(Items from a figure collection)
*****

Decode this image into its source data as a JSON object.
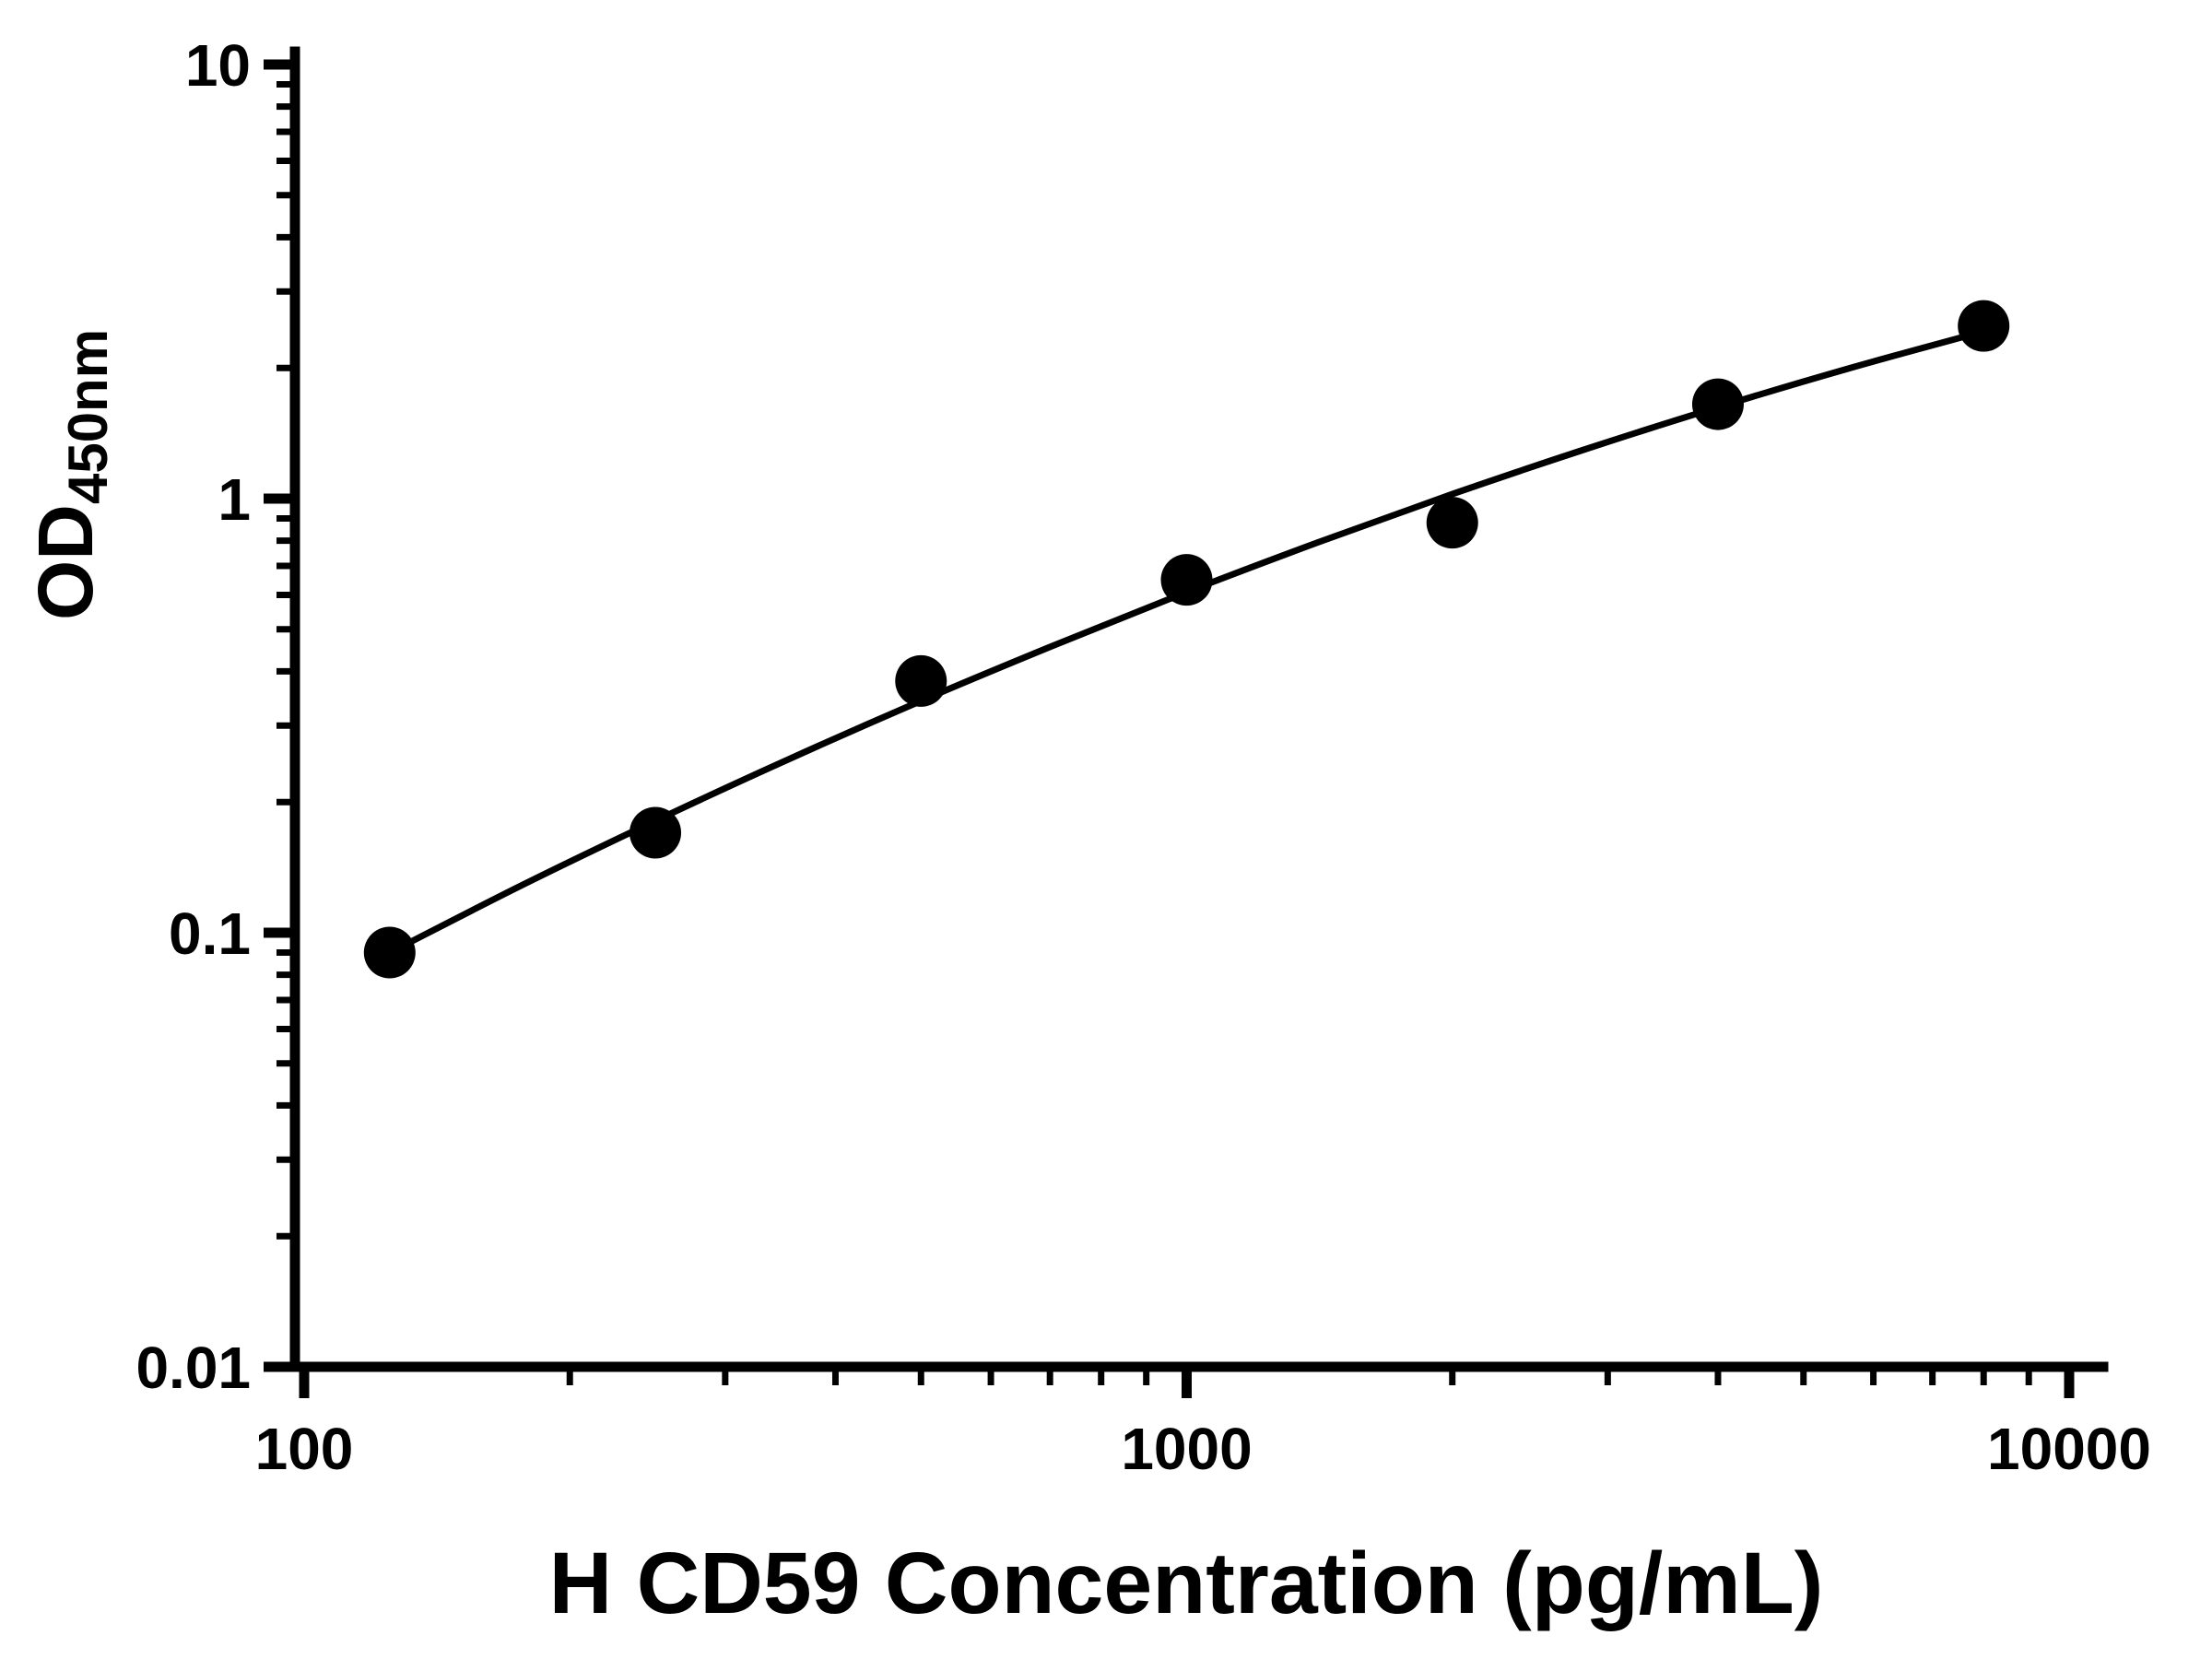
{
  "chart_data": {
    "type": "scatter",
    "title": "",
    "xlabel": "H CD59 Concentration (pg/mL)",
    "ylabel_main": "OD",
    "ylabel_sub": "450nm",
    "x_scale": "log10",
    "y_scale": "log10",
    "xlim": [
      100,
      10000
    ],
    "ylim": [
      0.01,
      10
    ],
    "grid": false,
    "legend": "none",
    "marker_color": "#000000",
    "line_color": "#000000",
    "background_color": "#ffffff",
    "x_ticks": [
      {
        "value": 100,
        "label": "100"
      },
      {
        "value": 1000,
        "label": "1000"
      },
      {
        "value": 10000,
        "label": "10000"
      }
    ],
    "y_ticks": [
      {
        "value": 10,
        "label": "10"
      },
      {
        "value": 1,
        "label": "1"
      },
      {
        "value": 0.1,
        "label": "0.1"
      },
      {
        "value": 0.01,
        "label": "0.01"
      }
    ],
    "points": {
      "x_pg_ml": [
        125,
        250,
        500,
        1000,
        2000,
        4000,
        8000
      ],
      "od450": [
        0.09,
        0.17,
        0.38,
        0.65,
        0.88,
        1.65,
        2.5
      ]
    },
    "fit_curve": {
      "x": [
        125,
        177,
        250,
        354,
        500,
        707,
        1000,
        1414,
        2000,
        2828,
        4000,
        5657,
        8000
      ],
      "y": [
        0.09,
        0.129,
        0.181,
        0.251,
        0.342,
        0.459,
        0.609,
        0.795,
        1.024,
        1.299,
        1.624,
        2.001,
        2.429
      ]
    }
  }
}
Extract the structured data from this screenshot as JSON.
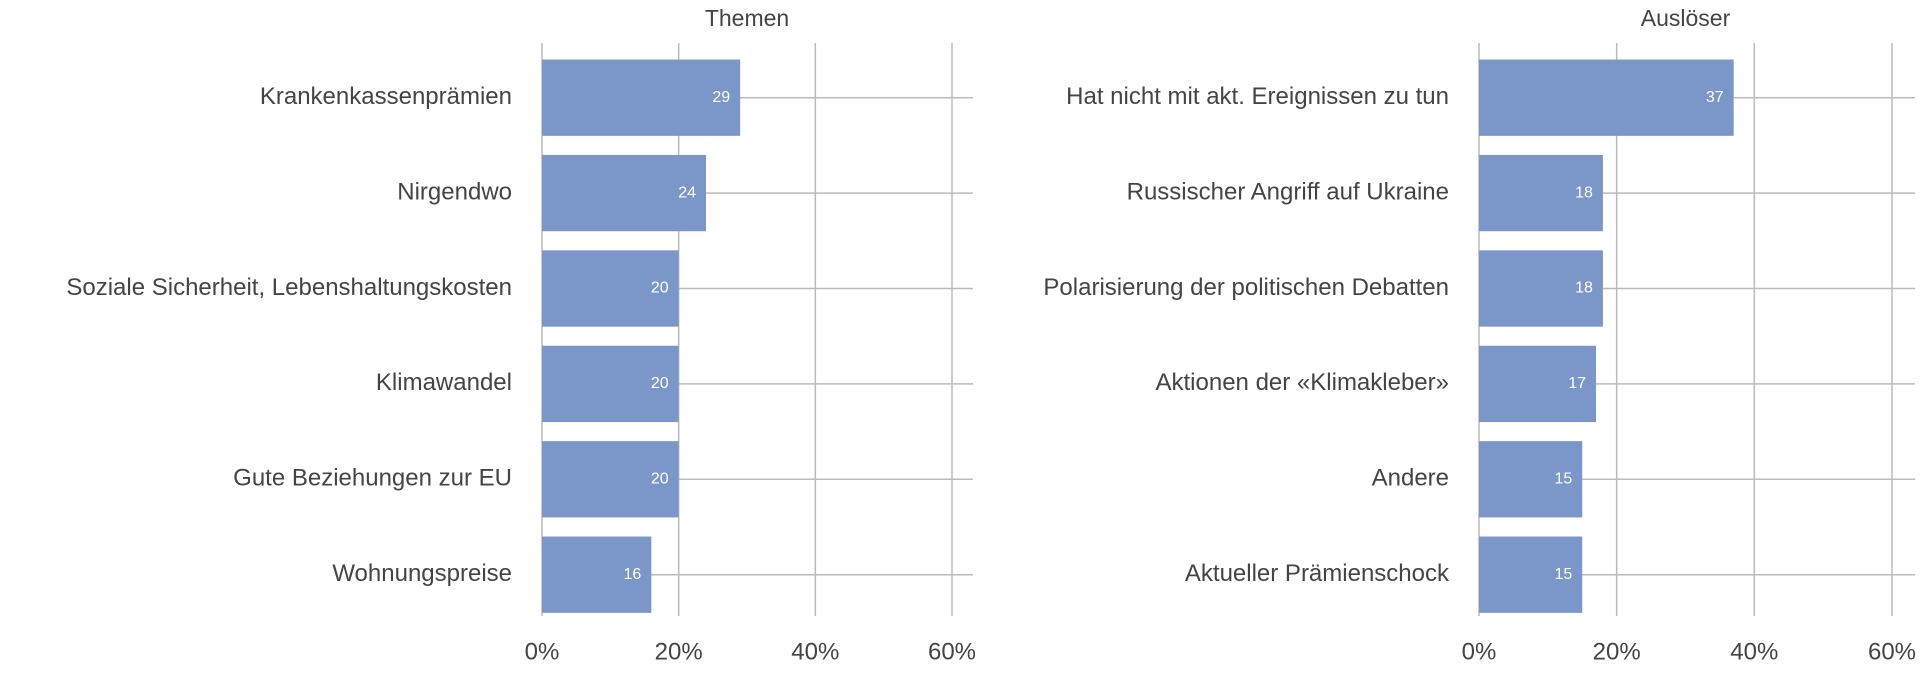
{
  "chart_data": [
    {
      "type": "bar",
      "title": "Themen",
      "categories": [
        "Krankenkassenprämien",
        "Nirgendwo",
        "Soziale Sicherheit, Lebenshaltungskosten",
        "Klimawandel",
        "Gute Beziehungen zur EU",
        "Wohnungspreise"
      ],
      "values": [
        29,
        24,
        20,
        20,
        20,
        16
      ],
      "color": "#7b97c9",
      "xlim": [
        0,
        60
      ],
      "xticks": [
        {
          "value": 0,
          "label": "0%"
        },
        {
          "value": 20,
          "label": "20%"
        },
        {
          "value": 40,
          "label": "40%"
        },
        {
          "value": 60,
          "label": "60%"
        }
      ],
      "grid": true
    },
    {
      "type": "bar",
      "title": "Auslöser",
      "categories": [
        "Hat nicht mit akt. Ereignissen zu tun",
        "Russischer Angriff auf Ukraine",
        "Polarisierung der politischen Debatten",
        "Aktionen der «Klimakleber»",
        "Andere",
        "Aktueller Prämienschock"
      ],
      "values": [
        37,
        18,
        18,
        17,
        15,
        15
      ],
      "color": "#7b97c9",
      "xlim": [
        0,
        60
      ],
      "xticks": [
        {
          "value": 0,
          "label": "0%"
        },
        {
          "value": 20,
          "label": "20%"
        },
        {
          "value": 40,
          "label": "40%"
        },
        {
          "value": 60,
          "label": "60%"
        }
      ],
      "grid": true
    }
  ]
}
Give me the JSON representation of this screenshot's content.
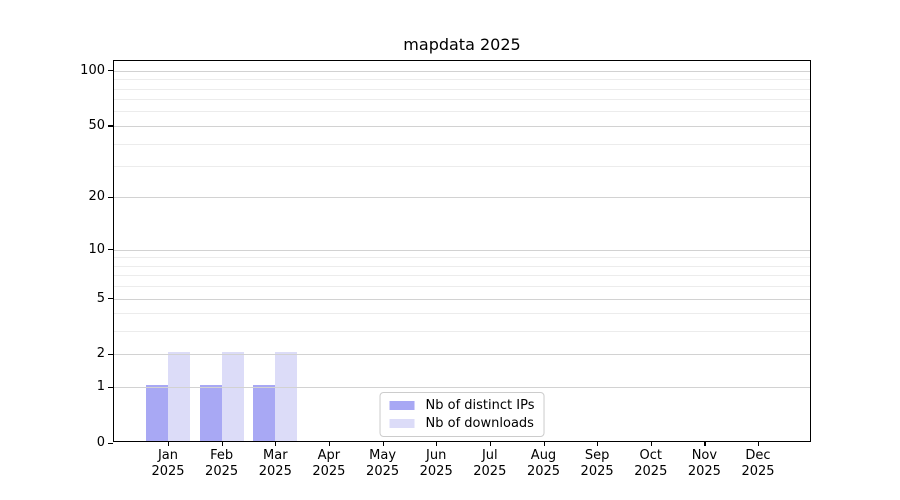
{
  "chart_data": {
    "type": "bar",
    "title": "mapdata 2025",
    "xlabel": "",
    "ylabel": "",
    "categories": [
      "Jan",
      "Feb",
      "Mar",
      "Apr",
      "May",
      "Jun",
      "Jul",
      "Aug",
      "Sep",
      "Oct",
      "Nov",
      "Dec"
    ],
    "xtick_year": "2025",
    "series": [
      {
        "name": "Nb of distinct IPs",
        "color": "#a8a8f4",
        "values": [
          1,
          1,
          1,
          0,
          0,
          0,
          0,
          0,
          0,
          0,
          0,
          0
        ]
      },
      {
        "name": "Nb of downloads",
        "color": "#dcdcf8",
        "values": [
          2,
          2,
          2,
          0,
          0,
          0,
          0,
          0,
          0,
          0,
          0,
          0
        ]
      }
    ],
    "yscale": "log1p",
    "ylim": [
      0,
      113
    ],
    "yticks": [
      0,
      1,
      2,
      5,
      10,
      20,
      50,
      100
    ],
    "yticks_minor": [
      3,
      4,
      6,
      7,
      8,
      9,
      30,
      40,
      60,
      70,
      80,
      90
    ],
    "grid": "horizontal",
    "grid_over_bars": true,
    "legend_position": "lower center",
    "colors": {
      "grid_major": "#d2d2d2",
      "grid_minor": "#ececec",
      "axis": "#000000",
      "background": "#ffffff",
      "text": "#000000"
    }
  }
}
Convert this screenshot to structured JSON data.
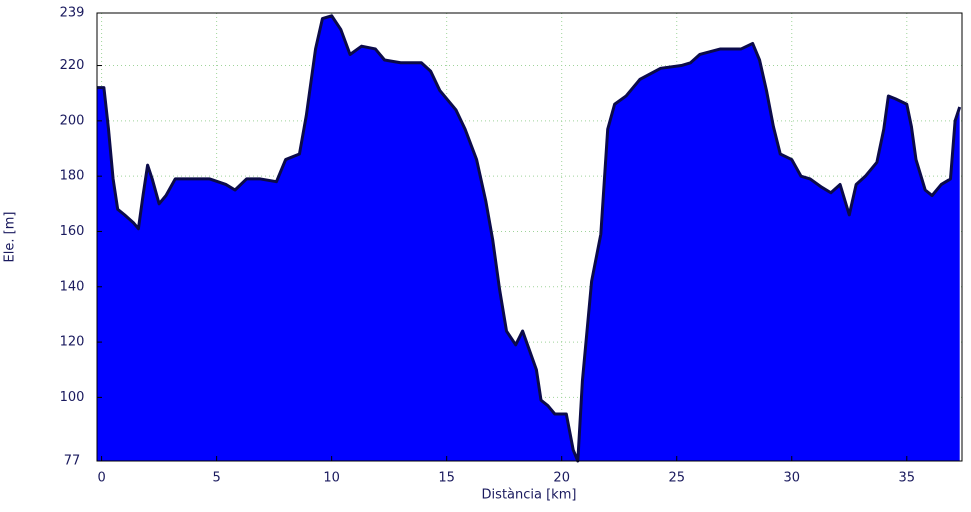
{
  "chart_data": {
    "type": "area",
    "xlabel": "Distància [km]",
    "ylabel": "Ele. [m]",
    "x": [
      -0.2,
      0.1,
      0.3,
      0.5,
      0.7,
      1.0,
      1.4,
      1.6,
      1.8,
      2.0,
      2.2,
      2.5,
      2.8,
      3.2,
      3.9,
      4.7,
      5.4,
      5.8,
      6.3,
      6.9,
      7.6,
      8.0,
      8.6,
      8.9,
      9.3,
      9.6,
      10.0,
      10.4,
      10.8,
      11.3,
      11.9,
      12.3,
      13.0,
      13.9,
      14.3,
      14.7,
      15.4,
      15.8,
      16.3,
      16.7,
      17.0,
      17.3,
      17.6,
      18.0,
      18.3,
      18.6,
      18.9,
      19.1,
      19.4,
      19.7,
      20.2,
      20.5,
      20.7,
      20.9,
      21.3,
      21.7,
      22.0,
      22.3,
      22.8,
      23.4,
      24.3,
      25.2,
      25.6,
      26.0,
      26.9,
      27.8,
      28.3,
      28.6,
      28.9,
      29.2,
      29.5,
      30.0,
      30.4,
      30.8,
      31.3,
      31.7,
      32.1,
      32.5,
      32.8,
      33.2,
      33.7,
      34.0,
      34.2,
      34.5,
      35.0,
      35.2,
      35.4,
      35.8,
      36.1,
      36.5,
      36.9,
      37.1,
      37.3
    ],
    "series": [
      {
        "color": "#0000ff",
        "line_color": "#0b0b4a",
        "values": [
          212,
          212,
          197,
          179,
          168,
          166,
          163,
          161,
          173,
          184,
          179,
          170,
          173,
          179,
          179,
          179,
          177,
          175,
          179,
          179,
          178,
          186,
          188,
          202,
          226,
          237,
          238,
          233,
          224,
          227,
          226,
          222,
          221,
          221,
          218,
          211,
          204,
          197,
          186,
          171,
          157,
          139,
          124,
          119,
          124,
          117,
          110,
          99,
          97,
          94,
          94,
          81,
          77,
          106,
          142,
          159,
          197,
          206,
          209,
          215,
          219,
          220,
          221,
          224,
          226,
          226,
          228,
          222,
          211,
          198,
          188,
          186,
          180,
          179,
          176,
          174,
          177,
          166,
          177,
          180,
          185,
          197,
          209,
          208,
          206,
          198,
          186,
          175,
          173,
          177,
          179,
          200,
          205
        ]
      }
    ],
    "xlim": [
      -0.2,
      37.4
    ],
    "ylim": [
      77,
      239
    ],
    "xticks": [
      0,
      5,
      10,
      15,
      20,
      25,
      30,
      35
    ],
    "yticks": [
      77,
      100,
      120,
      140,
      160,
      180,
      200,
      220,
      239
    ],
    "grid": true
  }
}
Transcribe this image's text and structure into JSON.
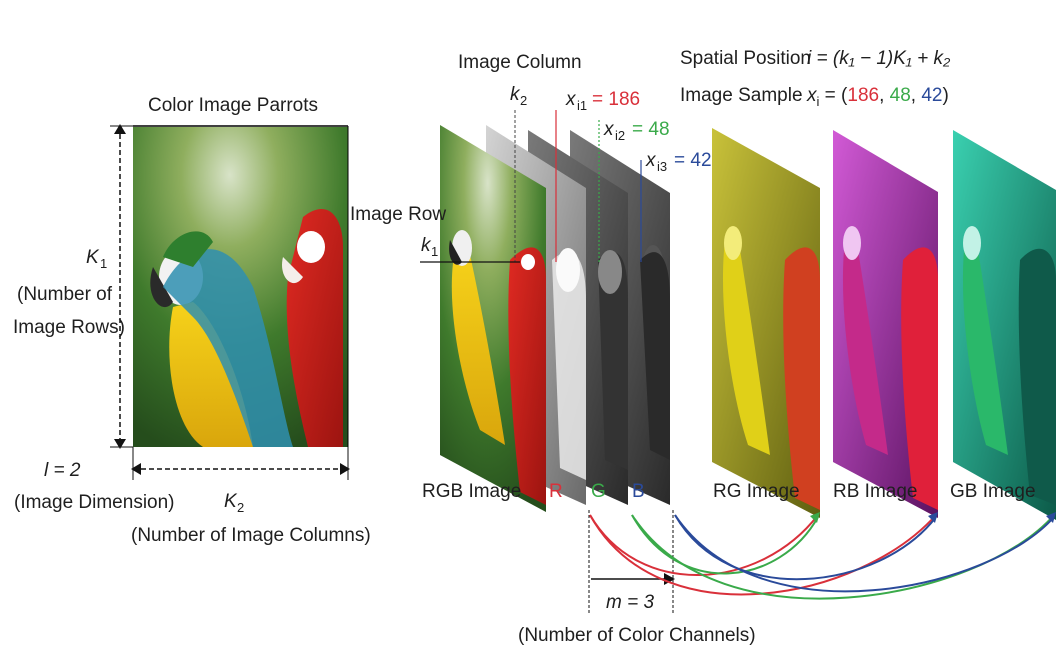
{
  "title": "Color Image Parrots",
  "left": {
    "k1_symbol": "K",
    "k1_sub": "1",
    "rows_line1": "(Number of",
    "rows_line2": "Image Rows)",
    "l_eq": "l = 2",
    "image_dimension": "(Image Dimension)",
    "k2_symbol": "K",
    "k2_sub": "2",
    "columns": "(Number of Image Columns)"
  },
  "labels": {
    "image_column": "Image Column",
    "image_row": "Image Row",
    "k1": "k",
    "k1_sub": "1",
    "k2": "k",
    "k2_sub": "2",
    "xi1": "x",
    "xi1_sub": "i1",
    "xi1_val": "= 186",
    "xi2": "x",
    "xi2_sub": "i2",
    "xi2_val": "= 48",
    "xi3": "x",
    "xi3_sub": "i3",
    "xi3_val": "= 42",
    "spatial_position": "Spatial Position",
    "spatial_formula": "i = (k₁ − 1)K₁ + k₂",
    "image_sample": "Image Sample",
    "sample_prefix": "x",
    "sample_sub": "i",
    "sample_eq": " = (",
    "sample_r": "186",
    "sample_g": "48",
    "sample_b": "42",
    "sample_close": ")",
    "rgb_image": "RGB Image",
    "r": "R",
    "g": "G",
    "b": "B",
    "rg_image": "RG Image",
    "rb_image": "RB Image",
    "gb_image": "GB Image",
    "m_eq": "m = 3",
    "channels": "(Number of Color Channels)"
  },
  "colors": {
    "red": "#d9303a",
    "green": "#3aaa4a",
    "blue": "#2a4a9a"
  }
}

*****

Using the entries above, return each line that includes the word "into".

Decode this image into its source data as a JSON object.
Transcribe this image's text and structure into JSON.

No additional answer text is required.